• [GOAL] Tally every line of the listing below that holds "Year", then give the tally alone.

──────────────────────────────

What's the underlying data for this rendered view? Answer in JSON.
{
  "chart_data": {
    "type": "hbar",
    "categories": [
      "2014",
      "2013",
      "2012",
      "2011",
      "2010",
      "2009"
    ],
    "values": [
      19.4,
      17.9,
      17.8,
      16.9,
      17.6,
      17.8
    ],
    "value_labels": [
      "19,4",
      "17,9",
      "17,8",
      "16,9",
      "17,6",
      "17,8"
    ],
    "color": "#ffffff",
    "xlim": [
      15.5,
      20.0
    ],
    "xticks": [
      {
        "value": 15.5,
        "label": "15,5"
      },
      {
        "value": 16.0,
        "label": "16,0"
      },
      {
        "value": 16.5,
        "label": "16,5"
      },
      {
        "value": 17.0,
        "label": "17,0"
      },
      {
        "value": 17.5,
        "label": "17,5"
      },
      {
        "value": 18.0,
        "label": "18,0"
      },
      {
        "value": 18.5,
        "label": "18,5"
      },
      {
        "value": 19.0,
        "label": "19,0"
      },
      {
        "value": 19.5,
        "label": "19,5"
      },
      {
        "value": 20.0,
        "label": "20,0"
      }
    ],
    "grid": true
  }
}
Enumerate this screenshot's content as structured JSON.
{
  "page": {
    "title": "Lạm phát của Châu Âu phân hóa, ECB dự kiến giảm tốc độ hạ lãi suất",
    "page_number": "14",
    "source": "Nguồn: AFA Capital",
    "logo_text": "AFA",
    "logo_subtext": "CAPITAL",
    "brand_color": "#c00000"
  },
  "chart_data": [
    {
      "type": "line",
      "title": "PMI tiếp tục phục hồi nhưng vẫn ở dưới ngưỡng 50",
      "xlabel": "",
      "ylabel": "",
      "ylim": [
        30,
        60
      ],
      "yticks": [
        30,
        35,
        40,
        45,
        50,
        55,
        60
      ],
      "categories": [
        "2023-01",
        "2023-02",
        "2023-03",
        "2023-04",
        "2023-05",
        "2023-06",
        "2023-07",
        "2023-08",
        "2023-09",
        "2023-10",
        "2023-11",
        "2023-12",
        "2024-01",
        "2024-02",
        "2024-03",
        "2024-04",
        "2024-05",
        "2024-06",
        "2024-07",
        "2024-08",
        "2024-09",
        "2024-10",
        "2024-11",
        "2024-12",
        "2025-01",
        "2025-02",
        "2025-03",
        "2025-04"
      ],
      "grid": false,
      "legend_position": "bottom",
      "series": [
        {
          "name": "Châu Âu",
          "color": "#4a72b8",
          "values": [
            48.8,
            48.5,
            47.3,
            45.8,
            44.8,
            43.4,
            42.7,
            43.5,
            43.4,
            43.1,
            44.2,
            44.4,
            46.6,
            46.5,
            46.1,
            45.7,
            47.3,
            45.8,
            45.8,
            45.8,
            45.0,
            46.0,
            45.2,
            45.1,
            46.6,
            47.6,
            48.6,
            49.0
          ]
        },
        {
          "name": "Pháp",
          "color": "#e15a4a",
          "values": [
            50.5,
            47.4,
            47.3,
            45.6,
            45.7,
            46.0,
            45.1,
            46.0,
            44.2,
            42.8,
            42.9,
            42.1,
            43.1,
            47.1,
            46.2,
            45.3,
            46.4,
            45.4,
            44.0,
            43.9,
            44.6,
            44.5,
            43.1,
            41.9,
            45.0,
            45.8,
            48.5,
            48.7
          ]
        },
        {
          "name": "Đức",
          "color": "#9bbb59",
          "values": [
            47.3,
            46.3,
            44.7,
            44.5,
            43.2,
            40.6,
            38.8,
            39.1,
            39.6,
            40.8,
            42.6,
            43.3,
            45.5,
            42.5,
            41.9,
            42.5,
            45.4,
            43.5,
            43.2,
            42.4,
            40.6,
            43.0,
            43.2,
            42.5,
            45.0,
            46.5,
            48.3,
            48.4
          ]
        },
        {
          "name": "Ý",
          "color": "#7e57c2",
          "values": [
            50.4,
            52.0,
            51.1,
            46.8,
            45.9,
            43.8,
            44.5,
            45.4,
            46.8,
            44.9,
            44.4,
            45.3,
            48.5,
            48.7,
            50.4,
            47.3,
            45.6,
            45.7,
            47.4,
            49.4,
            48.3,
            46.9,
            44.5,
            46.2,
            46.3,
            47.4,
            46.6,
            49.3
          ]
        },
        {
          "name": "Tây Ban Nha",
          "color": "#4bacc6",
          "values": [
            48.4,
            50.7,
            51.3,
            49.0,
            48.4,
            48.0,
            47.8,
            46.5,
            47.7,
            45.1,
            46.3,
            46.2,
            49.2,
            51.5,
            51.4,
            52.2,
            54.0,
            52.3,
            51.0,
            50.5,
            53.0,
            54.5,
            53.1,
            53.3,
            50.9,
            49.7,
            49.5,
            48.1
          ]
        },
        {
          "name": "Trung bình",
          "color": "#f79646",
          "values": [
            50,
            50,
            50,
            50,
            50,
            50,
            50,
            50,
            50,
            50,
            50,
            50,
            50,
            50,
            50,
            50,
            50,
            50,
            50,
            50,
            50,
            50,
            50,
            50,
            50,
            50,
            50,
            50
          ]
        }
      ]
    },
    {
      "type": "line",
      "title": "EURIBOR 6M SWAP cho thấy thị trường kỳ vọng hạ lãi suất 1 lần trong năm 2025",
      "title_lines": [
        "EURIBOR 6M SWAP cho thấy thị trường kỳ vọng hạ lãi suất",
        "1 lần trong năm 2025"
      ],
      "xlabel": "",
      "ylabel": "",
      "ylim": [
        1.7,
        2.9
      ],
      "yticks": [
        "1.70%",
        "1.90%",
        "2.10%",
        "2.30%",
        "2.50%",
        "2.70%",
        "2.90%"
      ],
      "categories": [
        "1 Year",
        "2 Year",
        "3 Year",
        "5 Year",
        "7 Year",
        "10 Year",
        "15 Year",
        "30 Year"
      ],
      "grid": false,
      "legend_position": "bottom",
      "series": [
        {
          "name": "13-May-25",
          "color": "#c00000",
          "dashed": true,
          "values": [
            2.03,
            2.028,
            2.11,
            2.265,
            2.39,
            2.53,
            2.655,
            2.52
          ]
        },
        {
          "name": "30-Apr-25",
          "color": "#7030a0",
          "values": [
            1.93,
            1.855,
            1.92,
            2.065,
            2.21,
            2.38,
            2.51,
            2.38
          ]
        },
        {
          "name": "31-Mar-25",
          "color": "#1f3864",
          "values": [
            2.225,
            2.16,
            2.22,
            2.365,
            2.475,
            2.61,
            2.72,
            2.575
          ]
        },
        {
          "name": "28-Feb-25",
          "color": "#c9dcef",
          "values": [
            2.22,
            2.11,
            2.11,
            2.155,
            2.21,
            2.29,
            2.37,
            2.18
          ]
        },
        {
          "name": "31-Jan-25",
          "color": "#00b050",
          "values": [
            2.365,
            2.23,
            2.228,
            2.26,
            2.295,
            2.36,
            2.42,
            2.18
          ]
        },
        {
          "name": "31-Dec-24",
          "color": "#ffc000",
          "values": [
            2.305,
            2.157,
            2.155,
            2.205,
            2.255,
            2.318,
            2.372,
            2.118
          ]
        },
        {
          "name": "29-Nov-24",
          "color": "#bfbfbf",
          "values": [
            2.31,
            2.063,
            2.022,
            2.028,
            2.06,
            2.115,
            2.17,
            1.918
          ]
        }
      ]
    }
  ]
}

──────────────────────────────

• [WRITTEN SOLUTION] 8